REQUIREMENTS
Copy every line of the listing that holds the string "досуговых".

RECORDS SHOWN
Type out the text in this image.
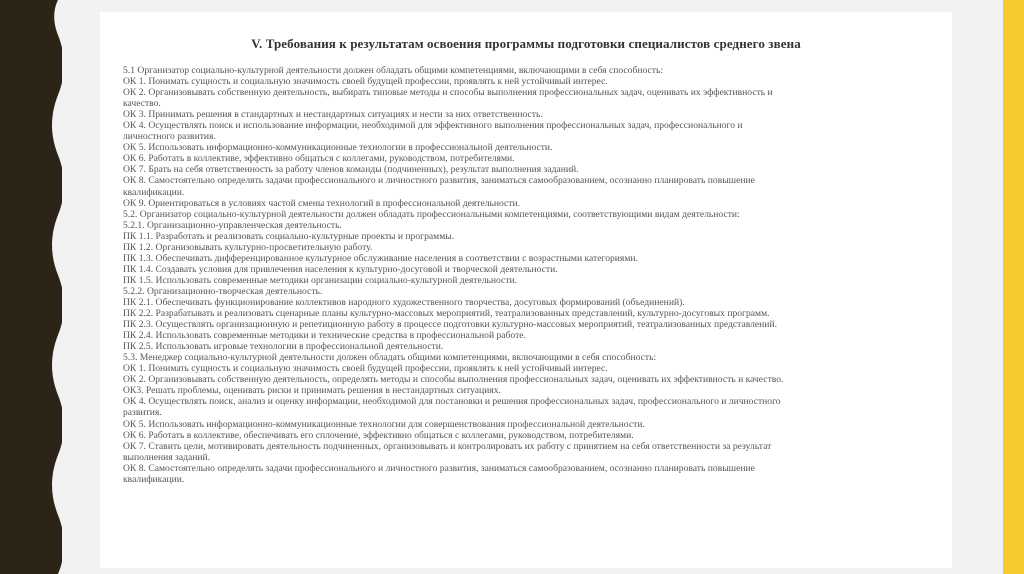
V. Требования к результатам освоения программы подготовки специалистов среднего звена
5.1 Организатор социально-культурной деятельности должен обладать общими компетенциями, включающими в себя способность:
ОК 1. Понимать сущность и социальную значимость своей будущей профессии, проявлять к ней устойчивый интерес.
ОК 2. Организовывать собственную деятельность, выбирать типовые методы и способы выполнения профессиональных задач, оценивать их эффективность и
качество.
ОК 3. Принимать решения в стандартных и нестандартных ситуациях и нести за них ответственность.
ОК 4. Осуществлять поиск и использование информации, необходимой для эффективного выполнения профессиональных задач, профессионального и
личностного развития.
ОК 5. Использовать информационно-коммуникационные технологии в профессиональной деятельности.
ОК 6. Работать в коллективе, эффективно общаться с коллегами, руководством, потребителями.
ОК 7. Брать на себя ответственность за работу членов команды (подчиненных), результат выполнения заданий.
ОК 8. Самостоятельно определять задачи профессионального и личностного развития, заниматься самообразованием, осознанно планировать повышение
квалификации.
ОК 9. Ориентироваться в условиях частой смены технологий в профессиональной деятельности.
5.2. Организатор социально-культурной деятельности должен обладать профессиональными компетенциями, соответствующими видам деятельности:
5.2.1. Организационно-управленческая деятельность.
ПК 1.1. Разработать и реализовать социально-культурные проекты и программы.
ПК 1.2. Организовывать культурно-просветительную работу.
ПК 1.3. Обеспечивать дифференцированное культурное обслуживание населения в соответствии с возрастными категориями.
ПК 1.4. Создавать условия для привлечения населения к культурно-досуговой и творческой деятельности.
ПК 1.5. Использовать современные методики организации социально-культурной деятельности.
5.2.2. Организационно-творческая деятельность.
ПК 2.1. Обеспечивать функционирование коллективов народного художественного творчества, досуговых формирований (объединений).
ПК 2.2. Разрабатывать и реализовать сценарные планы культурно-массовых мероприятий, театрализованных представлений, культурно-досуговых программ.
ПК 2.3. Осуществлять организационную и репетиционную работу в процессе подготовки культурно-массовых мероприятий, театрализованных представлений.
ПК 2.4. Использовать современные методики и технические средства в профессиональной работе.
ПК 2.5. Использовать игровые технологии в профессиональной деятельности.
5.3. Менеджер социально-культурной деятельности должен обладать общими компетенциями, включающими в себя способность:
ОК 1. Понимать сущность и социальную значимость своей будущей профессии, проявлять к ней устойчивый интерес.
ОК 2. Организовывать собственную деятельность, определять методы и способы выполнения профессиональных задач, оценивать их эффективность и качество.
ОК3. Решать проблемы, оценивать риски и принимать решения в нестандартных ситуациях.
ОК 4. Осуществлять поиск, анализ и оценку информации, необходимой для постановки и решения профессиональных задач, профессионального и личностного
развития.
ОК 5. Использовать информационно-коммуникационные технологии для совершенствования профессиональной деятельности.
ОК 6. Работать в коллективе, обеспечивать его сплочение, эффективно общаться с коллегами, руководством, потребителями.
ОК 7. Ставить цели, мотивировать деятельность подчиненных, организовывать и контролировать их работу с принятием на себя ответственности за результат
выполнения заданий.
ОК 8. Самостоятельно определять задачи профессионального и личностного развития, заниматься самообразованием, осознанно планировать повышение
квалификации.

WORKED SOLUTION
ПК 2.1. Обеспечивать функционирование коллективов народного художественного творчества, досуговых формирований (объединений).
ПК 2.2. Разрабатывать и реализовать сценарные планы культурно-массовых мероприятий, театрализованных представлений, культурно-досуговых программ.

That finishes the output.